SET PROBLEM ▸ Find the word "Young" in the listing; pull out each line holding it.

>> begin

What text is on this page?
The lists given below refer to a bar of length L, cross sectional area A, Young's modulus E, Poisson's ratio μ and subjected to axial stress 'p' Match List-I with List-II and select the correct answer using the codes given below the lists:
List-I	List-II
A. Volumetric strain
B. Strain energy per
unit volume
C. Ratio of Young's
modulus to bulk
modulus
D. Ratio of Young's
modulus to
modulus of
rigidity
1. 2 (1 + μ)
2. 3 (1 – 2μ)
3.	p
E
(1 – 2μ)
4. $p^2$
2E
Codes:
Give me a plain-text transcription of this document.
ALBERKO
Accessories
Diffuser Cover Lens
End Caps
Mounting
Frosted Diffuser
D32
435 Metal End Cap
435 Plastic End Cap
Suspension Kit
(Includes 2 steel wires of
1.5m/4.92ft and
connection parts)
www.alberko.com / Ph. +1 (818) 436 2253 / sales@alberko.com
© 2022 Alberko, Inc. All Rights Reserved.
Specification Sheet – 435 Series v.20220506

>> end

IN RESPONSE ▸
The lists given below refer to a bar of length L, cross sectional area A, Young's modulus E, Poisson's ratio μ and subjected to axial stress 'p' Match List-I with List-II and select the correct answer using the codes given below the lists:
C. Ratio of Young's
D. Ratio of Young's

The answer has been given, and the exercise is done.